Copy out lines with the word "значений" from the material that follows.

◇ ◇ ◇ ◇ ◇

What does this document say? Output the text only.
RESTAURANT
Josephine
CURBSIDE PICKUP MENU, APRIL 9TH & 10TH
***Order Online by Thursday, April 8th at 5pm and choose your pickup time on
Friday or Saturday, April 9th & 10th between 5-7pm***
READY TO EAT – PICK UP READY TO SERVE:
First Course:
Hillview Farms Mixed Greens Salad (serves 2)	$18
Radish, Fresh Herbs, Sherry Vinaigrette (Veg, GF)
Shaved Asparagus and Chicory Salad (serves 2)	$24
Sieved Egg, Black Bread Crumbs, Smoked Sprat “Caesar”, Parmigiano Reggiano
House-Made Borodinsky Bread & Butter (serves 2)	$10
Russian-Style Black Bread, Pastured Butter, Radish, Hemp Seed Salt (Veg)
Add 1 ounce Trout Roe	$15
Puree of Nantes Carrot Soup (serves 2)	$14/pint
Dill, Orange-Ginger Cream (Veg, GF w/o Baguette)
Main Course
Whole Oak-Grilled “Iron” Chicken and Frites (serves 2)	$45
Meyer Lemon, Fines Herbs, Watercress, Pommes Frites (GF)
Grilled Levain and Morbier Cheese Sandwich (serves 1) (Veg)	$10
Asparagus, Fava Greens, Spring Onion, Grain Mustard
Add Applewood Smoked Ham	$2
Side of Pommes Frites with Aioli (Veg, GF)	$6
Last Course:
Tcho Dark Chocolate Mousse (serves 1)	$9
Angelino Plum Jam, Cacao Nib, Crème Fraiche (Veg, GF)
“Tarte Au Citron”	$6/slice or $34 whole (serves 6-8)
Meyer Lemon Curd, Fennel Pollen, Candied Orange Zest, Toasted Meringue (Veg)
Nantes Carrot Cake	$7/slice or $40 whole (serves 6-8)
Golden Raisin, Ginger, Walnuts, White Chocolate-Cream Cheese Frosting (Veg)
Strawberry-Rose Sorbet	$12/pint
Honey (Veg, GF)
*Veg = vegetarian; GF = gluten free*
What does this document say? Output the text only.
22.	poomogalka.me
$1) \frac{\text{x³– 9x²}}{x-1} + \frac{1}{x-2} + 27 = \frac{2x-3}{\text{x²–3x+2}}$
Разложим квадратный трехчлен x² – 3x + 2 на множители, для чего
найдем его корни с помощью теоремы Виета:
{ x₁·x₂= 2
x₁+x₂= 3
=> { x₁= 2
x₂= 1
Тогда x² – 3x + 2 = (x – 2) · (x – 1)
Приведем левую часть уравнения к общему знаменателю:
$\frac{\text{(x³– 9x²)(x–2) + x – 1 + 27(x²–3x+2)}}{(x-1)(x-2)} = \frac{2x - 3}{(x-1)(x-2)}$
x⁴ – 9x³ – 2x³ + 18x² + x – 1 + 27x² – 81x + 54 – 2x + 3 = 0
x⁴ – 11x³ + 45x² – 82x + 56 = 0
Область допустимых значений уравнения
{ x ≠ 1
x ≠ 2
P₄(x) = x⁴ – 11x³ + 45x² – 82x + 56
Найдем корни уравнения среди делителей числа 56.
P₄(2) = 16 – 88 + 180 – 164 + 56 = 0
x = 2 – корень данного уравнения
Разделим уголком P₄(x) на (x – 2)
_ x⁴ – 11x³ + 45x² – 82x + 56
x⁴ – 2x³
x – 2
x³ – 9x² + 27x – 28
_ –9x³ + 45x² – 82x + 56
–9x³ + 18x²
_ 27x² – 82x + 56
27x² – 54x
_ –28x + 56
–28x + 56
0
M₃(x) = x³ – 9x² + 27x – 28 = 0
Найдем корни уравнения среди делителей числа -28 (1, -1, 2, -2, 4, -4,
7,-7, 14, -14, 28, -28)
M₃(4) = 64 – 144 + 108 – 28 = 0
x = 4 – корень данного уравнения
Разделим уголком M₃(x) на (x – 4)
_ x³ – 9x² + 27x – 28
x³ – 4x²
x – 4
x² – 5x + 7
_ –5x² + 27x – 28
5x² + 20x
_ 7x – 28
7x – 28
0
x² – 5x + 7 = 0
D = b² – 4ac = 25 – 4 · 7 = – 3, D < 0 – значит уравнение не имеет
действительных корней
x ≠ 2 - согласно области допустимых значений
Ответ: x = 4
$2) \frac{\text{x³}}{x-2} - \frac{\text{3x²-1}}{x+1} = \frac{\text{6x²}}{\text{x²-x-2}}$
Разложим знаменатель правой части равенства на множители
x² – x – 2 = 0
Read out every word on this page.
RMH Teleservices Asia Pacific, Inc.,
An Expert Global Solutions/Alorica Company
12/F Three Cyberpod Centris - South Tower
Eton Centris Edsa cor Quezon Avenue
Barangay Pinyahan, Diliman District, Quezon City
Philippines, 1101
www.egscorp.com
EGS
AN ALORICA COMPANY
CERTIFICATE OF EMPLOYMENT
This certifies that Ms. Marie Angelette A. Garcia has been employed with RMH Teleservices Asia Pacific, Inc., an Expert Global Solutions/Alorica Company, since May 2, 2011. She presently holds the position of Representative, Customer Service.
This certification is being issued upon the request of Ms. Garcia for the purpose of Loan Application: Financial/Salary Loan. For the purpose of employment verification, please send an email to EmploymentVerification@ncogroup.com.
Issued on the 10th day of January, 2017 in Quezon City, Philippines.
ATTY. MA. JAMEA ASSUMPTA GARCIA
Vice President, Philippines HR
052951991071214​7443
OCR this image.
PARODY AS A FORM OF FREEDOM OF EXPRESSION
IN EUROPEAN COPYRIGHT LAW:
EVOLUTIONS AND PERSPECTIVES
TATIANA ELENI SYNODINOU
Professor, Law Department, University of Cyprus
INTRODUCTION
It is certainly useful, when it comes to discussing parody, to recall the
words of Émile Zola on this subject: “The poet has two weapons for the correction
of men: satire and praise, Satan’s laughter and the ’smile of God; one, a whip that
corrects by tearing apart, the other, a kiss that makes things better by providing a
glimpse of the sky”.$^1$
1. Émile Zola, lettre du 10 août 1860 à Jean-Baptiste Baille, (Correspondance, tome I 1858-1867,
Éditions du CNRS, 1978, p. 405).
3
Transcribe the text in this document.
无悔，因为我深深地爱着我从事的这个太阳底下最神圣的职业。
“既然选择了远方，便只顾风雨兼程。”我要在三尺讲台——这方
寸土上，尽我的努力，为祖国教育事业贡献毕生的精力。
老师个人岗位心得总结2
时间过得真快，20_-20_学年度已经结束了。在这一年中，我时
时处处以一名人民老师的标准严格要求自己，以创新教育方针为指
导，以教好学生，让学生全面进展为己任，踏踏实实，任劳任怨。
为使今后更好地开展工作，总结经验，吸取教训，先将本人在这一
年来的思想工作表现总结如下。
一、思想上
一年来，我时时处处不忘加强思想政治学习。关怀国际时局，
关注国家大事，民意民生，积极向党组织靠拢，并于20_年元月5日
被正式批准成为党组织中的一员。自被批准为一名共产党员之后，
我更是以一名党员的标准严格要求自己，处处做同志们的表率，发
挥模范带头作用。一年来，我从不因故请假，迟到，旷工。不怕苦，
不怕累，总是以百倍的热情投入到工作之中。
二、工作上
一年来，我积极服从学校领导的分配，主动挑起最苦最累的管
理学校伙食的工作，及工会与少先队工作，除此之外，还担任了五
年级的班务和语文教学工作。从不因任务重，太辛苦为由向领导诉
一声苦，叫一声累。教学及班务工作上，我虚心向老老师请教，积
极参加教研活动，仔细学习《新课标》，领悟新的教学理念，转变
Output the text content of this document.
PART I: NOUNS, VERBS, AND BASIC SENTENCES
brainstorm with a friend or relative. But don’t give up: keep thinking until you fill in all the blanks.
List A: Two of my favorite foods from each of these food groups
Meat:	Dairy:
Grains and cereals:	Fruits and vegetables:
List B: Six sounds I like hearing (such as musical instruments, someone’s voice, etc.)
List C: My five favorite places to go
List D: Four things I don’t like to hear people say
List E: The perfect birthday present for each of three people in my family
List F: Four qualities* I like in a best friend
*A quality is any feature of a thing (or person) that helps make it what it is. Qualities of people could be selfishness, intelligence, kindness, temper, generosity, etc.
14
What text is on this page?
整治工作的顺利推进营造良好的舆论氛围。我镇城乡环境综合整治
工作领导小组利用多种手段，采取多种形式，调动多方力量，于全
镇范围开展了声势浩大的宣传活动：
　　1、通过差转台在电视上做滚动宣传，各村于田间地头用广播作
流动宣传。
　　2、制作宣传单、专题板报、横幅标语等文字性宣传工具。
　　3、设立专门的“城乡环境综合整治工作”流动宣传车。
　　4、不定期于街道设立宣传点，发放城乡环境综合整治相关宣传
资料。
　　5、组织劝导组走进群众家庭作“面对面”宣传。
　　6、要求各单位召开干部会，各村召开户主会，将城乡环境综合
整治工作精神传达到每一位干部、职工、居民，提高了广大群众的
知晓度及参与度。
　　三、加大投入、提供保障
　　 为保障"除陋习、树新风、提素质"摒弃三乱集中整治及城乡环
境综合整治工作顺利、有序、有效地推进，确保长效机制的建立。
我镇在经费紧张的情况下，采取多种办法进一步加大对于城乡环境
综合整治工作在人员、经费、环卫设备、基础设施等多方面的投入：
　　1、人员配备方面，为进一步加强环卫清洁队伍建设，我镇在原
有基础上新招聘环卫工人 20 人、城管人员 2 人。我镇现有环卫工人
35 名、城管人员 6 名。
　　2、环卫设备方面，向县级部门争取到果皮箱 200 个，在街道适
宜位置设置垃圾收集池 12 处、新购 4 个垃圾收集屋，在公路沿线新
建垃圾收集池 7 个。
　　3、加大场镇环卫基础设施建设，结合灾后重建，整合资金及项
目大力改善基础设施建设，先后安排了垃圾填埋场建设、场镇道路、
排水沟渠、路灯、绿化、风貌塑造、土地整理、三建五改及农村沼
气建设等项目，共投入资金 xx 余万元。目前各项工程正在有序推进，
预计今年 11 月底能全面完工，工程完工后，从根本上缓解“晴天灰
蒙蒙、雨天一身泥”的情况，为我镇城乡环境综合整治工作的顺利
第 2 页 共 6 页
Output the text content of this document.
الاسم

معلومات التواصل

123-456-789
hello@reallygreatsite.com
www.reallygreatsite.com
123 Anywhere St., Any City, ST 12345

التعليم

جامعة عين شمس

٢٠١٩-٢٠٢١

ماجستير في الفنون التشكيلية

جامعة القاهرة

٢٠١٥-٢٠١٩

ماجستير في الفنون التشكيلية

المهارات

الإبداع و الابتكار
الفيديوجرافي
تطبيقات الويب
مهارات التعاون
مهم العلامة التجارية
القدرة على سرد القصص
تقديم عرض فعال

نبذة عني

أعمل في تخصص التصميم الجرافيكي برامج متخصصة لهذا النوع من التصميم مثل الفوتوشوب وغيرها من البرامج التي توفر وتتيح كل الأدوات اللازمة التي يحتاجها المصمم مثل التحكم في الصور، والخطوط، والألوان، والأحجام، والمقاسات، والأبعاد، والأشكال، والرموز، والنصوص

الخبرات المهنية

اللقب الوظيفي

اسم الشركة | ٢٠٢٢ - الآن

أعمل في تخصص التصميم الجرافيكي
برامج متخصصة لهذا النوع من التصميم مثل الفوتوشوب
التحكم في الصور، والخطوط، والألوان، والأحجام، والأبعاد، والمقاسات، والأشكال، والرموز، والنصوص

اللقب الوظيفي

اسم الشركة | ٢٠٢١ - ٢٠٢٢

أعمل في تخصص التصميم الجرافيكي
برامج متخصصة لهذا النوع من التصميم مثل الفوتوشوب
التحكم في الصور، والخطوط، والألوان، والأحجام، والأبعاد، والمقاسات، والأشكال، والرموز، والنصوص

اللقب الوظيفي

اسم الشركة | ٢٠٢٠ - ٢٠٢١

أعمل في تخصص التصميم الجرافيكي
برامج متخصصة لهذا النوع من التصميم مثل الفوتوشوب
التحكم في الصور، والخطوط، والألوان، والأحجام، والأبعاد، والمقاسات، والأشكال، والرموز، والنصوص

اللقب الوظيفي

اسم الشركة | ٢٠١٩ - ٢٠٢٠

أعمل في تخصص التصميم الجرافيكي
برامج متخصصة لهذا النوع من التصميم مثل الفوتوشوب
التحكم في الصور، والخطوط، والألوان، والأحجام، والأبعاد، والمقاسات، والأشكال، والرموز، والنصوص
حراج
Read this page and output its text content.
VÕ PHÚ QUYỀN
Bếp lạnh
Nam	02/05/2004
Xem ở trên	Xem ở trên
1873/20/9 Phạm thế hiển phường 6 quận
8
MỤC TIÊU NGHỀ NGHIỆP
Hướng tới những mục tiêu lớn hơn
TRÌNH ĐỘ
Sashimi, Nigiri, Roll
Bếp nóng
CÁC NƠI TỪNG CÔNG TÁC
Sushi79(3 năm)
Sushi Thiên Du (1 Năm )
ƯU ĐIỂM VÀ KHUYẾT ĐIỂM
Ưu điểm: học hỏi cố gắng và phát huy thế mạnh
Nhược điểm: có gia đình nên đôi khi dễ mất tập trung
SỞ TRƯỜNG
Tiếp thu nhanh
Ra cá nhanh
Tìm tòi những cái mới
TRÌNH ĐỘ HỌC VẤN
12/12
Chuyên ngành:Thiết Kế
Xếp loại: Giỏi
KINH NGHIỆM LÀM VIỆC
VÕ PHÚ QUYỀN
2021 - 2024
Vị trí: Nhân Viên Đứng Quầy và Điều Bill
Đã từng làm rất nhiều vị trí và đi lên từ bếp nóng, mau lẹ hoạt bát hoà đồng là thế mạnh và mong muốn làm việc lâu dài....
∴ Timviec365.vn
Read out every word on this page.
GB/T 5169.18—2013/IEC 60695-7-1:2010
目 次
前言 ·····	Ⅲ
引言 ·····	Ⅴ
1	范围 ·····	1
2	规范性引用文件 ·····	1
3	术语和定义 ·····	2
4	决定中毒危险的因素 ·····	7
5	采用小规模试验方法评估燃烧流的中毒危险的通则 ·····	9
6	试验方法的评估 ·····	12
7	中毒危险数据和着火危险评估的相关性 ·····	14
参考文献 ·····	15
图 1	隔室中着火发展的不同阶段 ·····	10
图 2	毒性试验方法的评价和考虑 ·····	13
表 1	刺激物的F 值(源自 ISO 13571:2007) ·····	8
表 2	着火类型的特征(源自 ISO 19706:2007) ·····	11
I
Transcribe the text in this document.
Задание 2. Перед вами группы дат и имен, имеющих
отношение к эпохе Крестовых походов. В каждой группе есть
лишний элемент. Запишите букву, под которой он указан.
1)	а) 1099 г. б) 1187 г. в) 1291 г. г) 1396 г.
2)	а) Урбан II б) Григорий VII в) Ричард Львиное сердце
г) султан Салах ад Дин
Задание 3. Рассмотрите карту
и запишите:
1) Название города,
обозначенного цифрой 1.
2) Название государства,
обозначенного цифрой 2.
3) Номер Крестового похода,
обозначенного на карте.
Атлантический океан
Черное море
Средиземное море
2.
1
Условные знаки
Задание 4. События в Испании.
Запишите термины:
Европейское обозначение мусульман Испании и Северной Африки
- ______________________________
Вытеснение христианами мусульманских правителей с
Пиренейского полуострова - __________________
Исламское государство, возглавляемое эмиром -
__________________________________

◇ ◇ ◇ ◇ ◇

TASK ANSWER:
Область допустимых значений уравнения
x ≠ 2 - согласно области допустимых значений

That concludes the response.